§ Exercise goal: In the answer, each line of the listing should appear again unchanged.

§ Information:
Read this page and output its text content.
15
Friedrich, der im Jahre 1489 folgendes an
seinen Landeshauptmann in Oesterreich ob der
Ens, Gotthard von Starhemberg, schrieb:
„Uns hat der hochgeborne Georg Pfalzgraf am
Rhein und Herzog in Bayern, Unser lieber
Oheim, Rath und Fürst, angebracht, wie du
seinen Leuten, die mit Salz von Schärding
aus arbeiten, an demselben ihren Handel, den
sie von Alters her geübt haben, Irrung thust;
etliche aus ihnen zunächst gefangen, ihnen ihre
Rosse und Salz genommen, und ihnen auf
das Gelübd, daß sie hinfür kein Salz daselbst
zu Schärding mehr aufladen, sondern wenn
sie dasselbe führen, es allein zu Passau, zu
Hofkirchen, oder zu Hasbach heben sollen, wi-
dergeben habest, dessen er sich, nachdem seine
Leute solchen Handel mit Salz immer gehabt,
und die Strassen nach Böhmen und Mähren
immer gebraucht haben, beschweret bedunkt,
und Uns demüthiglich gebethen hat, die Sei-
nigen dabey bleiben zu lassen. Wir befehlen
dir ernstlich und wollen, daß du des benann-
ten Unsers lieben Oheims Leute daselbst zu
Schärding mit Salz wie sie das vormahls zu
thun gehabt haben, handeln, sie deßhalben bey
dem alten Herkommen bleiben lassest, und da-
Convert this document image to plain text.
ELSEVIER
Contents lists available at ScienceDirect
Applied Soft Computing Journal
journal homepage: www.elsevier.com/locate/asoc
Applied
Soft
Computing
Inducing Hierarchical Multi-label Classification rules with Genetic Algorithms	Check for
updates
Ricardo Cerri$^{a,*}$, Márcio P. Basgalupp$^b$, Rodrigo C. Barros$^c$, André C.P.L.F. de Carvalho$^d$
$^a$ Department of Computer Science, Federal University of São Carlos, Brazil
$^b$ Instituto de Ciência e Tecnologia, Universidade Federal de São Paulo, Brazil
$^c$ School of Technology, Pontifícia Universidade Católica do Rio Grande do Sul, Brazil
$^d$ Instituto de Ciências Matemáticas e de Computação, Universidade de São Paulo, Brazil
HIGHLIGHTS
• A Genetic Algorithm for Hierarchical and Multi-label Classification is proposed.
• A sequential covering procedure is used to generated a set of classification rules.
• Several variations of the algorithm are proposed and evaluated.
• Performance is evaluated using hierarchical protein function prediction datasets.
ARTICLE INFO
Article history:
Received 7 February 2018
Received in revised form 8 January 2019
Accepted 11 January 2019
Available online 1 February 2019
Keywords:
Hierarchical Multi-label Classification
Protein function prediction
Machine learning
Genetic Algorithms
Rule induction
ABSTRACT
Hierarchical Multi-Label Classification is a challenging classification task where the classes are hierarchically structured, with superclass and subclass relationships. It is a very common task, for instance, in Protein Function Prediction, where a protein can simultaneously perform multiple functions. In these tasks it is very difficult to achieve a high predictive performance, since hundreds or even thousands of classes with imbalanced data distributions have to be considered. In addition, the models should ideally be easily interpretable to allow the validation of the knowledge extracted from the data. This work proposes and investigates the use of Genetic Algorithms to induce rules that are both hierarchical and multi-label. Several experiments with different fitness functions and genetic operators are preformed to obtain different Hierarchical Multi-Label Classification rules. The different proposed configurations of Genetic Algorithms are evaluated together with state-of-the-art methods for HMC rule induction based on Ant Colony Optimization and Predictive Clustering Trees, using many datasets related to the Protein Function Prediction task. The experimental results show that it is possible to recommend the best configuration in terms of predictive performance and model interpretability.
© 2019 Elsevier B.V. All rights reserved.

§ Task result:
Read this page and output its text content.
15
Friedrich, der im Jahre 1489 folgendes an
seinen Landeshauptmann in Oesterreich ob der
Ens, Gotthard von Starhemberg, schrieb:
„Uns hat der hochgeborne Georg Pfalzgraf am
Rhein und Herzog in Bayern, Unser lieber
Oheim, Rath und Fürst, angebracht, wie du
seinen Leuten, die mit Salz von Schärding
aus arbeiten, an demselben ihren Handel, den
sie von Alters her geübt haben, Irrung thust;
etliche aus ihnen zunächst gefangen, ihnen ihre
Rosse und Salz genommen, und ihnen auf
das Gelübd, daß sie hinfür kein Salz daselbst
zu Schärding mehr aufladen, sondern wenn
sie dasselbe führen, es allein zu Passau, zu
Hofkirchen, oder zu Hasbach heben sollen, wi-
dergeben habest, dessen er sich, nachdem seine
Leute solchen Handel mit Salz immer gehabt,
und die Strassen nach Böhmen und Mähren
immer gebraucht haben, beschweret bedunkt,
und Uns demüthiglich gebethen hat, die Sei-
nigen dabey bleiben zu lassen. Wir befehlen
dir ernstlich und wollen, daß du des benann-
ten Unsers lieben Oheims Leute daselbst zu
Schärding mit Salz wie sie das vormahls zu
thun gehabt haben, handeln, sie deßhalben bey
dem alten Herkommen bleiben lassest, und da-
Convert this document image to plain text.
ELSEVIER
Contents lists available at ScienceDirect
Applied Soft Computing Journal
journal homepage: www.elsevier.com/locate/asoc
Applied
Soft
Computing
Inducing Hierarchical Multi-label Classification rules with Genetic Algorithms	Check for
updates
Ricardo Cerri$^{a,*}$, Márcio P. Basgalupp$^b$, Rodrigo C. Barros$^c$, André C.P.L.F. de Carvalho$^d$
$^a$ Department of Computer Science, Federal University of São Carlos, Brazil
$^b$ Instituto de Ciência e Tecnologia, Universidade Federal de São Paulo, Brazil
$^c$ School of Technology, Pontifícia Universidade Católica do Rio Grande do Sul, Brazil
$^d$ Instituto de Ciências Matemáticas e de Computação, Universidade de São Paulo, Brazil
HIGHLIGHTS
• A Genetic Algorithm for Hierarchical and Multi-label Classification is proposed.
• A sequential covering procedure is used to generated a set of classification rules.
• Several variations of the algorithm are proposed and evaluated.
• Performance is evaluated using hierarchical protein function prediction datasets.
ARTICLE INFO
Article history:
Received 7 February 2018
Received in revised form 8 January 2019
Accepted 11 January 2019
Available online 1 February 2019
Keywords:
Hierarchical Multi-label Classification
Protein function prediction
Machine learning
Genetic Algorithms
Rule induction
ABSTRACT
Hierarchical Multi-Label Classification is a challenging classification task where the classes are hierarchically structured, with superclass and subclass relationships. It is a very common task, for instance, in Protein Function Prediction, where a protein can simultaneously perform multiple functions. In these tasks it is very difficult to achieve a high predictive performance, since hundreds or even thousands of classes with imbalanced data distributions have to be considered. In addition, the models should ideally be easily interpretable to allow the validation of the knowledge extracted from the data. This work proposes and investigates the use of Genetic Algorithms to induce rules that are both hierarchical and multi-label. Several experiments with different fitness functions and genetic operators are preformed to obtain different Hierarchical Multi-Label Classification rules. The different proposed configurations of Genetic Algorithms are evaluated together with state-of-the-art methods for HMC rule induction based on Ant Colony Optimization and Predictive Clustering Trees, using many datasets related to the Protein Function Prediction task. The experimental results show that it is possible to recommend the best configuration in terms of predictive performance and model interpretability.
© 2019 Elsevier B.V. All rights reserved.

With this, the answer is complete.